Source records

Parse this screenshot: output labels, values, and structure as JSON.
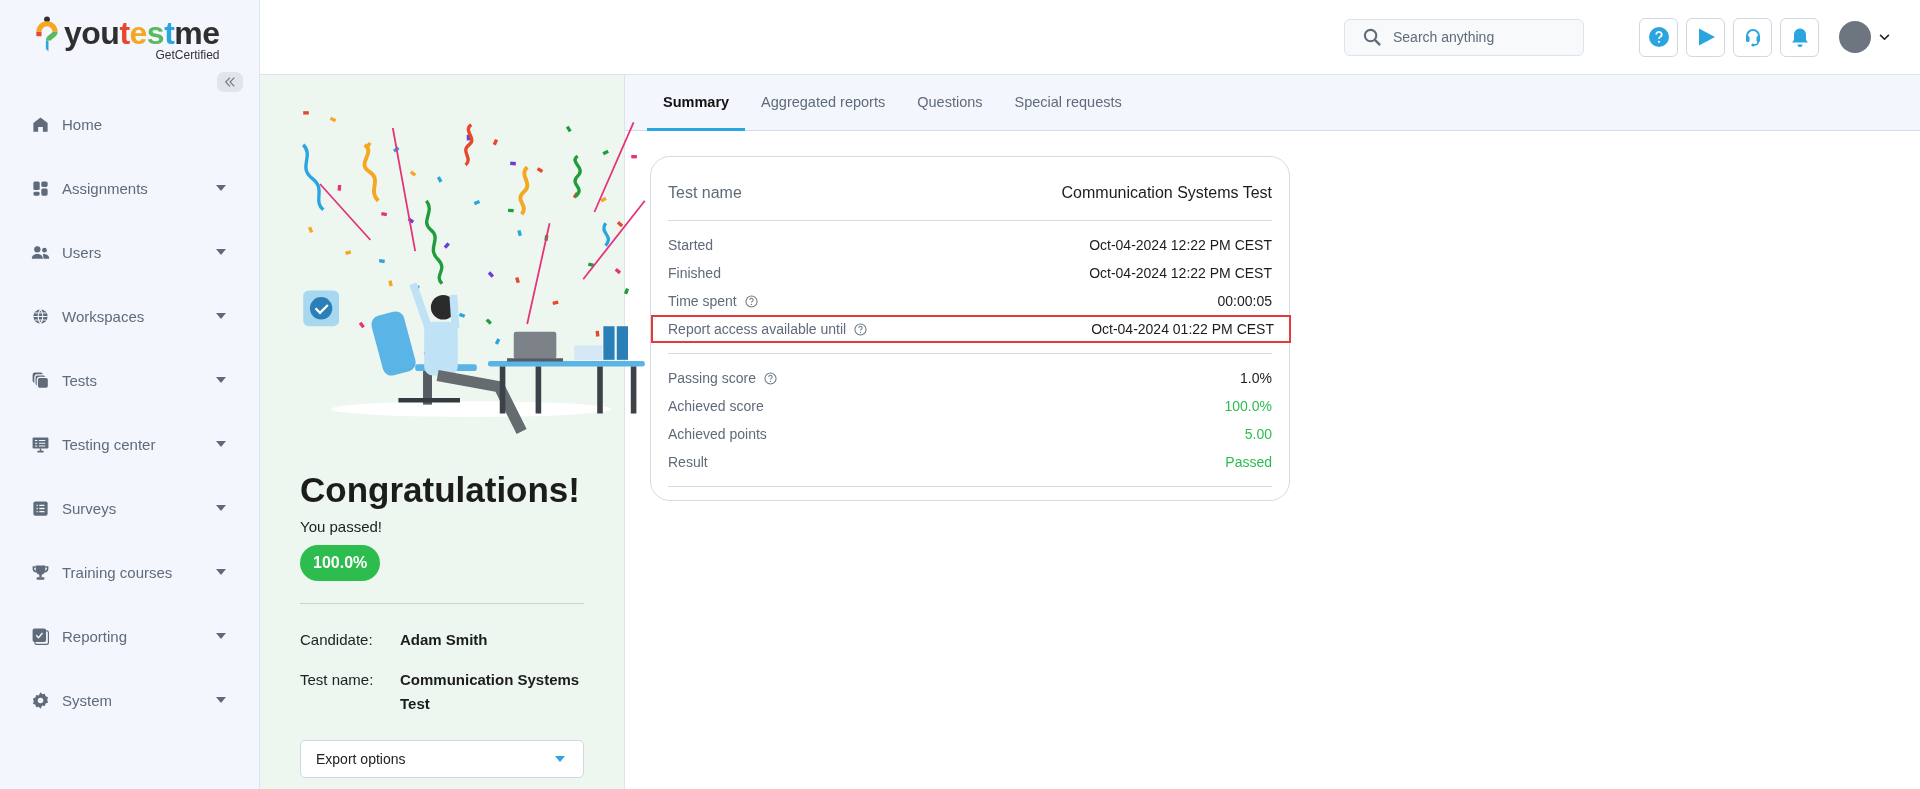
{
  "logo": {
    "parts": [
      {
        "text": "you",
        "color": "#2f2f2f"
      },
      {
        "text": "t",
        "color": "#e8472b"
      },
      {
        "text": "e",
        "color": "#f5a623"
      },
      {
        "text": "s",
        "color": "#5cb85c"
      },
      {
        "text": "t",
        "color": "#2aa5e0"
      },
      {
        "text": "me",
        "color": "#2f2f2f"
      }
    ],
    "tagline": "GetCertified"
  },
  "sidebar": {
    "items": [
      {
        "label": "Home",
        "has_submenu": false
      },
      {
        "label": "Assignments",
        "has_submenu": true
      },
      {
        "label": "Users",
        "has_submenu": true
      },
      {
        "label": "Workspaces",
        "has_submenu": true
      },
      {
        "label": "Tests",
        "has_submenu": true
      },
      {
        "label": "Testing center",
        "has_submenu": true
      },
      {
        "label": "Surveys",
        "has_submenu": true
      },
      {
        "label": "Training courses",
        "has_submenu": true
      },
      {
        "label": "Reporting",
        "has_submenu": true
      },
      {
        "label": "System",
        "has_submenu": true
      }
    ]
  },
  "search": {
    "placeholder": "Search anything"
  },
  "tabs": [
    {
      "label": "Summary",
      "selected": true
    },
    {
      "label": "Aggregated reports",
      "selected": false
    },
    {
      "label": "Questions",
      "selected": false
    },
    {
      "label": "Special requests",
      "selected": false
    }
  ],
  "result": {
    "title": "Congratulations!",
    "message": "You passed!",
    "score_badge": "100.0%",
    "details": [
      {
        "label": "Candidate:",
        "value": "Adam Smith"
      },
      {
        "label": "Test name:",
        "value": "Communication Systems Test"
      }
    ],
    "export_dropdown": {
      "label": "Export options"
    }
  },
  "summary": {
    "header": {
      "label": "Test name",
      "value": "Communication Systems Test"
    },
    "sections": [
      {
        "rows": [
          {
            "label": "Started",
            "value": "Oct-04-2024 12:22 PM CEST",
            "help": false,
            "color": "#1c1c1c",
            "highlighted": false
          },
          {
            "label": "Finished",
            "value": "Oct-04-2024 12:22 PM CEST",
            "help": false,
            "color": "#1c1c1c",
            "highlighted": false
          },
          {
            "label": "Time spent",
            "value": "00:00:05",
            "help": true,
            "color": "#1c1c1c",
            "highlighted": false
          },
          {
            "label": "Report access available until",
            "value": "Oct-04-2024 01:22 PM CEST",
            "help": true,
            "color": "#1c1c1c",
            "highlighted": true
          }
        ]
      },
      {
        "rows": [
          {
            "label": "Passing score",
            "value": "1.0%",
            "help": true,
            "color": "#1c1c1c",
            "highlighted": false
          },
          {
            "label": "Achieved score",
            "value": "100.0%",
            "help": false,
            "color": "#2dbd4e",
            "highlighted": false
          },
          {
            "label": "Achieved points",
            "value": "5.00",
            "help": false,
            "color": "#2dbd4e",
            "highlighted": false
          },
          {
            "label": "Result",
            "value": "Passed",
            "help": false,
            "color": "#2dbd4e",
            "highlighted": false
          }
        ]
      }
    ]
  }
}
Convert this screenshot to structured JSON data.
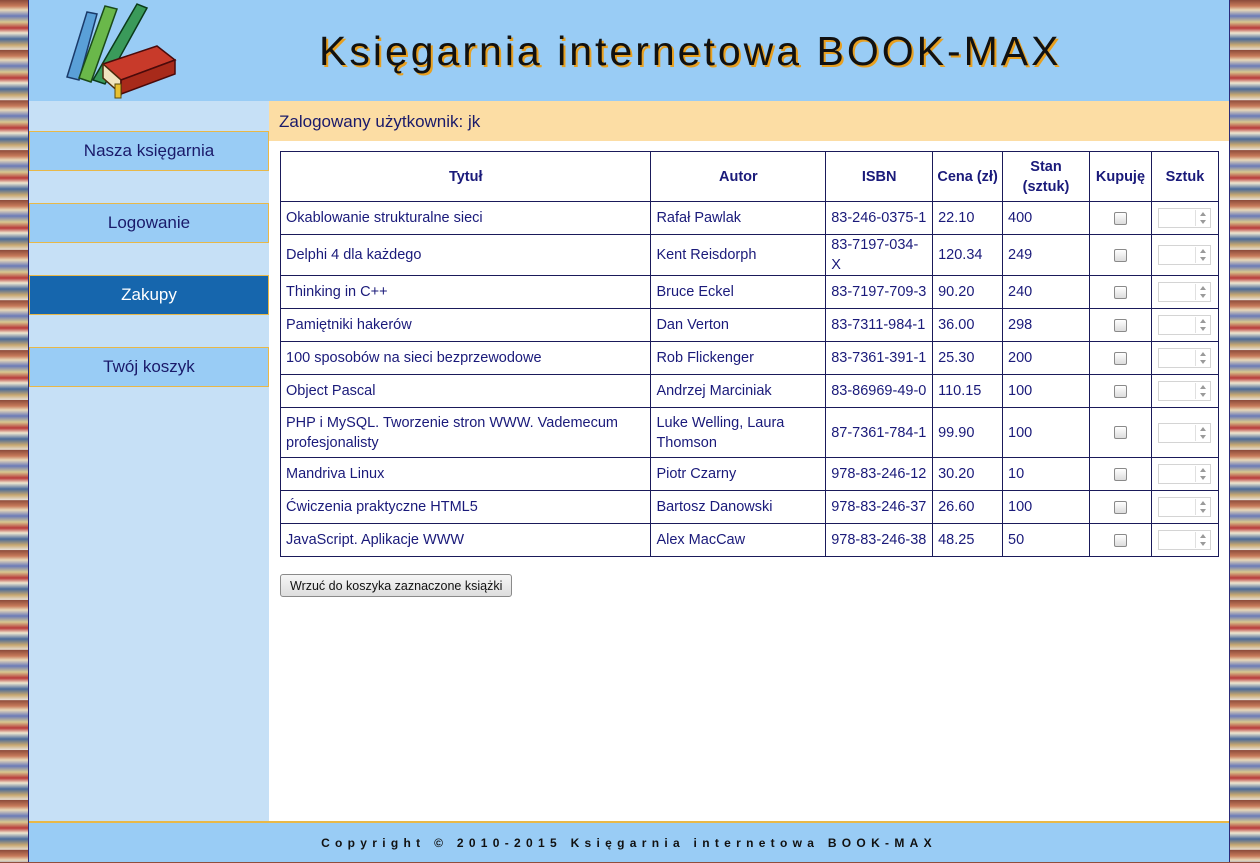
{
  "header": {
    "title": "Księgarnia internetowa BOOK-MAX"
  },
  "sidebar": {
    "items": [
      {
        "label": "Nasza księgarnia",
        "active": false
      },
      {
        "label": "Logowanie",
        "active": false
      },
      {
        "label": "Zakupy",
        "active": true
      },
      {
        "label": "Twój koszyk",
        "active": false
      }
    ]
  },
  "main": {
    "user_label": "Zalogowany użytkownik: jk",
    "table": {
      "headers": [
        "Tytuł",
        "Autor",
        "ISBN",
        "Cena (zł)",
        "Stan (sztuk)",
        "Kupuję",
        "Sztuk"
      ],
      "rows": [
        {
          "title": "Okablowanie strukturalne sieci",
          "author": "Rafał Pawlak",
          "isbn": "83-246-0375-1",
          "price": "22.10",
          "stock": "400"
        },
        {
          "title": "Delphi 4 dla każdego",
          "author": "Kent Reisdorph",
          "isbn": "83-7197-034-X",
          "price": "120.34",
          "stock": "249"
        },
        {
          "title": "Thinking in C++",
          "author": "Bruce Eckel",
          "isbn": "83-7197-709-3",
          "price": "90.20",
          "stock": "240"
        },
        {
          "title": "Pamiętniki hakerów",
          "author": "Dan Verton",
          "isbn": "83-7311-984-1",
          "price": "36.00",
          "stock": "298"
        },
        {
          "title": "100 sposobów na sieci bezprzewodowe",
          "author": "Rob Flickenger",
          "isbn": "83-7361-391-1",
          "price": "25.30",
          "stock": "200"
        },
        {
          "title": "Object Pascal",
          "author": "Andrzej Marciniak",
          "isbn": "83-86969-49-0",
          "price": "110.15",
          "stock": "100"
        },
        {
          "title": "PHP i MySQL. Tworzenie stron WWW. Vademecum profesjonalisty",
          "author": "Luke Welling, Laura Thomson",
          "isbn": "87-7361-784-1",
          "price": "99.90",
          "stock": "100"
        },
        {
          "title": "Mandriva Linux",
          "author": "Piotr Czarny",
          "isbn": "978-83-246-12",
          "price": "30.20",
          "stock": "10"
        },
        {
          "title": "Ćwiczenia praktyczne HTML5",
          "author": "Bartosz Danowski",
          "isbn": "978-83-246-37",
          "price": "26.60",
          "stock": "100"
        },
        {
          "title": "JavaScript. Aplikacje WWW",
          "author": "Alex MacCaw",
          "isbn": "978-83-246-38",
          "price": "48.25",
          "stock": "50"
        }
      ]
    },
    "add_button_label": "Wrzuć do koszyka zaznaczone książki"
  },
  "footer": {
    "text": "Copyright © 2010-2015 Księgarnia internetowa BOOK-MAX"
  },
  "colors": {
    "header_bg": "#99ccf5",
    "sidebar_bg": "#c6e0f6",
    "nav_active": "#1666ad",
    "userbar_bg": "#fcdda4",
    "text": "#1a1a7a"
  }
}
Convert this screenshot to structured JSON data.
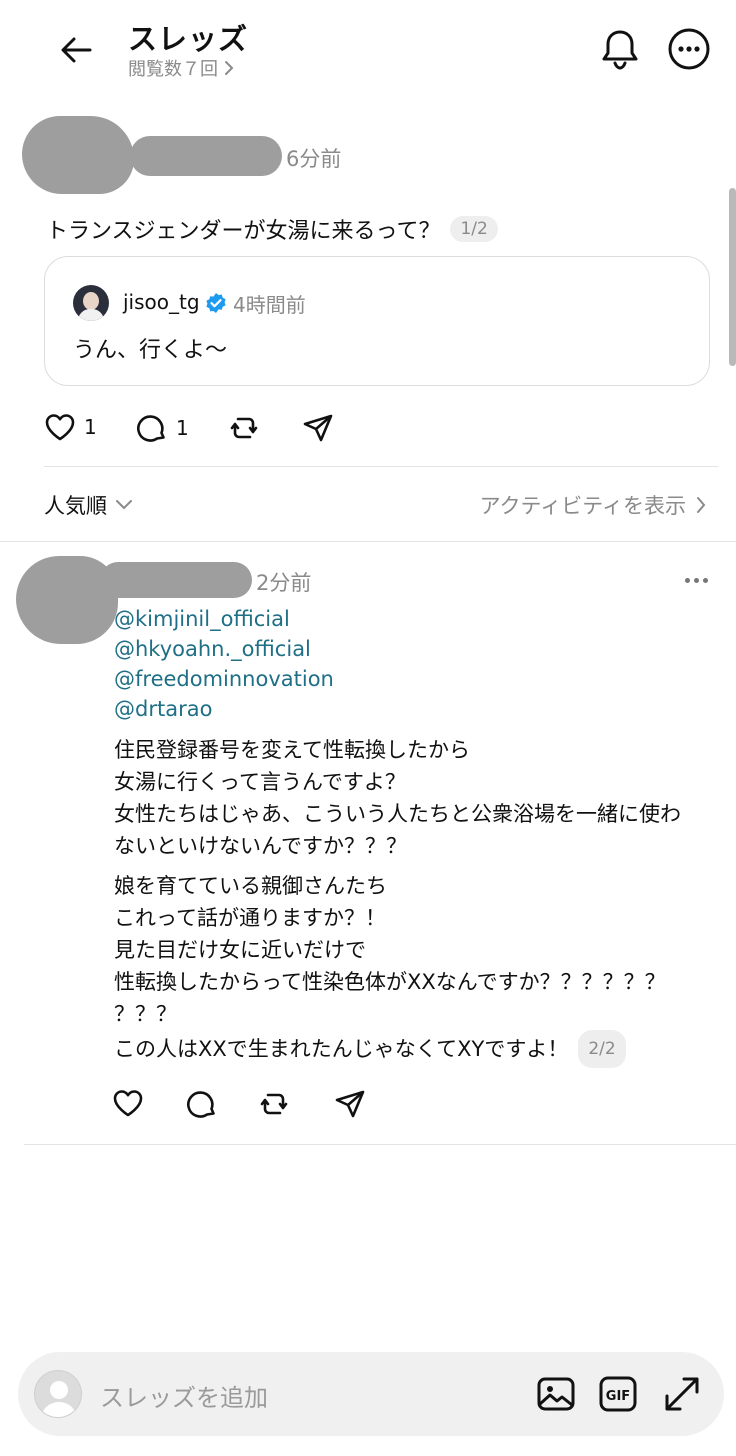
{
  "header": {
    "title": "スレッズ",
    "views": "閲覧数７回"
  },
  "post": {
    "time": "6分前",
    "text": "トランスジェンダーが女湯に来るって？",
    "page_indicator": "1/2",
    "quote": {
      "username": "jisoo_tg",
      "time": "4時間前",
      "text": "うん、行くよ〜"
    },
    "likes": "1",
    "replies": "1"
  },
  "sort": {
    "label": "人気順",
    "activity_link": "アクティビティを表示"
  },
  "reply": {
    "time": "2分前",
    "mentions": [
      "@kimjinil_official",
      "@hkyoahn._official",
      "@freedominnovation",
      "@drtarao"
    ],
    "paragraph1": [
      "住民登録番号を変えて性転換したから",
      "女湯に行くって言うんですよ？",
      "女性たちはじゃあ、こういう人たちと公衆浴場を一緒に使わ",
      "ないといけないんですか？？？"
    ],
    "paragraph2": [
      "娘を育てている親御さんたち",
      "これって話が通りますか？！",
      "見た目だけ女に近いだけで",
      "性転換したからって性染色体がXXなんですか？？？？？？",
      "？？？"
    ],
    "last_line": "この人はXXで生まれたんじゃなくてXYですよ！",
    "page_indicator": "2/2"
  },
  "composer": {
    "placeholder": "スレッズを追加"
  },
  "colors": {
    "mention": "#1f6f86",
    "verified": "#1d9bf0",
    "muted": "#8a8a8a"
  }
}
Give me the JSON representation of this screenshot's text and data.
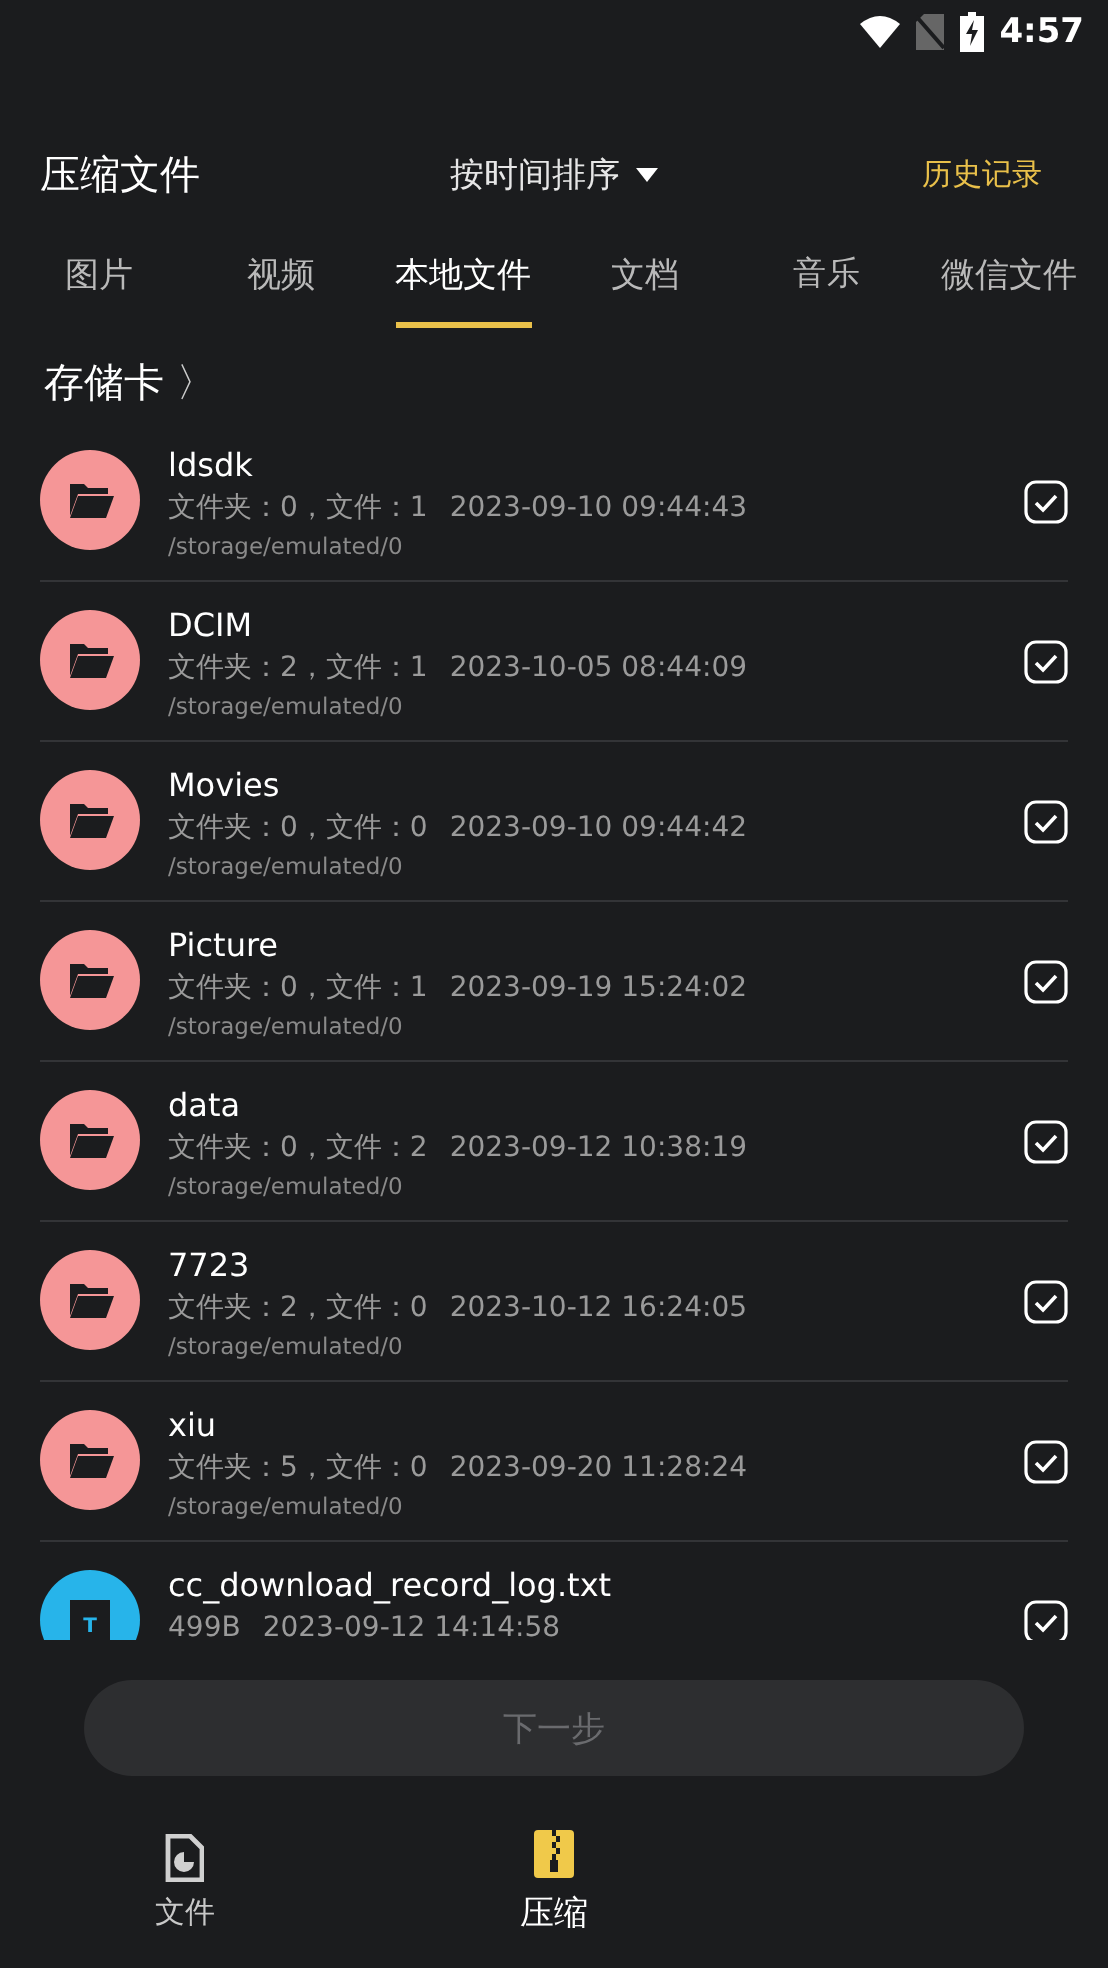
{
  "status_bar": {
    "time": "4:57"
  },
  "header": {
    "title": "压缩文件",
    "sort": "按时间排序",
    "history": "历史记录"
  },
  "tabs": [
    {
      "label": "图片",
      "selected": false
    },
    {
      "label": "视频",
      "selected": false
    },
    {
      "label": "本地文件",
      "selected": true
    },
    {
      "label": "文档",
      "selected": false
    },
    {
      "label": "音乐",
      "selected": false
    },
    {
      "label": "微信文件",
      "selected": false
    }
  ],
  "breadcrumb": {
    "label": "存储卡",
    "chevron": "〉"
  },
  "files": [
    {
      "kind": "folder",
      "name": "ldsdk",
      "info": "文件夹：0，文件：1",
      "date": "2023-09-10 09:44:43",
      "path": "/storage/emulated/0",
      "checked": true
    },
    {
      "kind": "folder",
      "name": "DCIM",
      "info": "文件夹：2，文件：1",
      "date": "2023-10-05 08:44:09",
      "path": "/storage/emulated/0",
      "checked": true
    },
    {
      "kind": "folder",
      "name": "Movies",
      "info": "文件夹：0，文件：0",
      "date": "2023-09-10 09:44:42",
      "path": "/storage/emulated/0",
      "checked": true
    },
    {
      "kind": "folder",
      "name": "Picture",
      "info": "文件夹：0，文件：1",
      "date": "2023-09-19 15:24:02",
      "path": "/storage/emulated/0",
      "checked": true
    },
    {
      "kind": "folder",
      "name": "data",
      "info": "文件夹：0，文件：2",
      "date": "2023-09-12 10:38:19",
      "path": "/storage/emulated/0",
      "checked": true
    },
    {
      "kind": "folder",
      "name": "7723",
      "info": "文件夹：2，文件：0",
      "date": "2023-10-12 16:24:05",
      "path": "/storage/emulated/0",
      "checked": true
    },
    {
      "kind": "folder",
      "name": "xiu",
      "info": "文件夹：5，文件：0",
      "date": "2023-09-20 11:28:24",
      "path": "/storage/emulated/0",
      "checked": true
    },
    {
      "kind": "text",
      "name": "cc_download_record_log.txt",
      "info": "499B",
      "date": "2023-09-12 14:14:58",
      "badge": "T",
      "checked": true
    }
  ],
  "next_button": {
    "label": "下一步",
    "disabled": true
  },
  "bottom_nav": [
    {
      "label": "文件",
      "kind": "file",
      "selected": false
    },
    {
      "label": "压缩",
      "kind": "zip",
      "selected": true
    }
  ]
}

■ Task goal: List the lines of the entries that include "stock".

■ Correct answer:
          "stock": "400"
          "stock": "249"
          "stock": "240"
          "stock": "298"
          "stock": "200"
          "stock": "100"
          "stock": "100"
          "stock": "10"
          "stock": "100"
          "stock": "50"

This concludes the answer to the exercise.